Extracted records
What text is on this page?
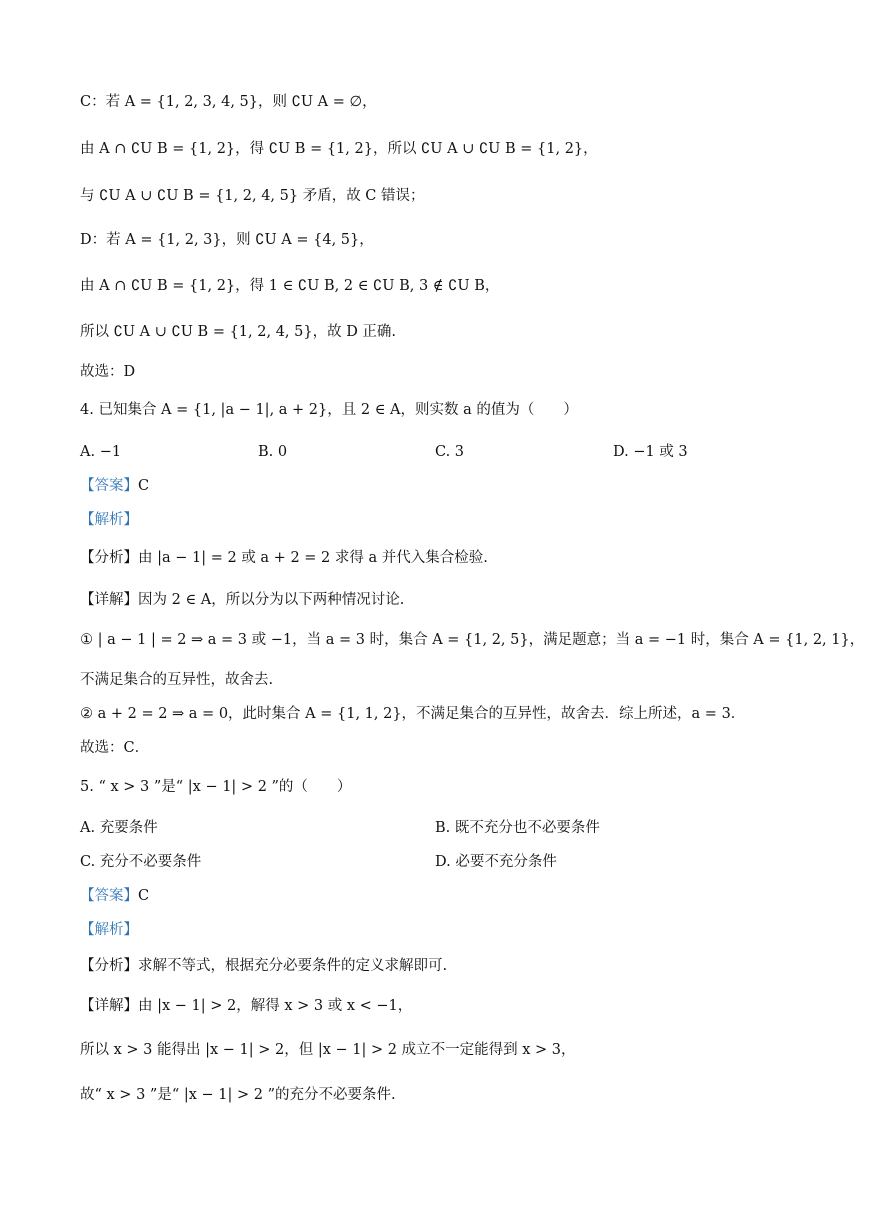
C：若 A = {1, 2, 3, 4, 5}，则 ∁U A = ∅，
由 A ∩ ∁U B = {1, 2}，得 ∁U B = {1, 2}，所以 ∁U A ∪ ∁U B = {1, 2}，
与 ∁U A ∪ ∁U B = {1, 2, 4, 5} 矛盾，故 C 错误；
D：若 A = {1, 2, 3}，则 ∁U A = {4, 5}，
由 A ∩ ∁U B = {1, 2}，得 1 ∈ ∁U B, 2 ∈ ∁U B, 3 ∉ ∁U B，
所以 ∁U A ∪ ∁U B = {1, 2, 4, 5}，故 D 正确.
故选：D
4. 已知集合 A = {1, |a − 1|, a + 2}，且 2 ∈ A，则实数 a 的值为（　　）
A. −1	B. 0	C. 3	D. −1 或 3
【答案】C
【解析】
【分析】由 |a − 1| = 2 或 a + 2 = 2 求得 a 并代入集合检验.
【详解】因为 2 ∈ A，所以分为以下两种情况讨论.
① | a − 1 | = 2 ⇒ a = 3 或 −1，当 a = 3 时，集合 A = {1, 2, 5}，满足题意；当 a = −1 时，集合 A = {1, 2, 1}，
不满足集合的互异性，故舍去.
② a + 2 = 2 ⇒ a = 0，此时集合 A = {1, 1, 2}，不满足集合的互异性，故舍去．综上所述，a = 3．
故选：C．
5. “ x > 3 ”是“ |x − 1| > 2 ”的（　　）
A. 充要条件	B. 既不充分也不必要条件
C. 充分不必要条件	D. 必要不充分条件
【答案】C
【解析】
【分析】求解不等式，根据充分必要条件的定义求解即可.
【详解】由 |x − 1| > 2，解得 x > 3 或 x < −1，
所以 x > 3 能得出 |x − 1| > 2，但 |x − 1| > 2 成立不一定能得到 x > 3，
故“ x > 3 ”是“ |x − 1| > 2 ”的充分不必要条件.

Aim of the task:
Scan the entries above for the word "不满足集合的互异性" and collect each line holding it.

Exercise answer:
不满足集合的互异性，故舍去.
② a + 2 = 2 ⇒ a = 0，此时集合 A = {1, 1, 2}，不满足集合的互异性，故舍去．综上所述，a = 3．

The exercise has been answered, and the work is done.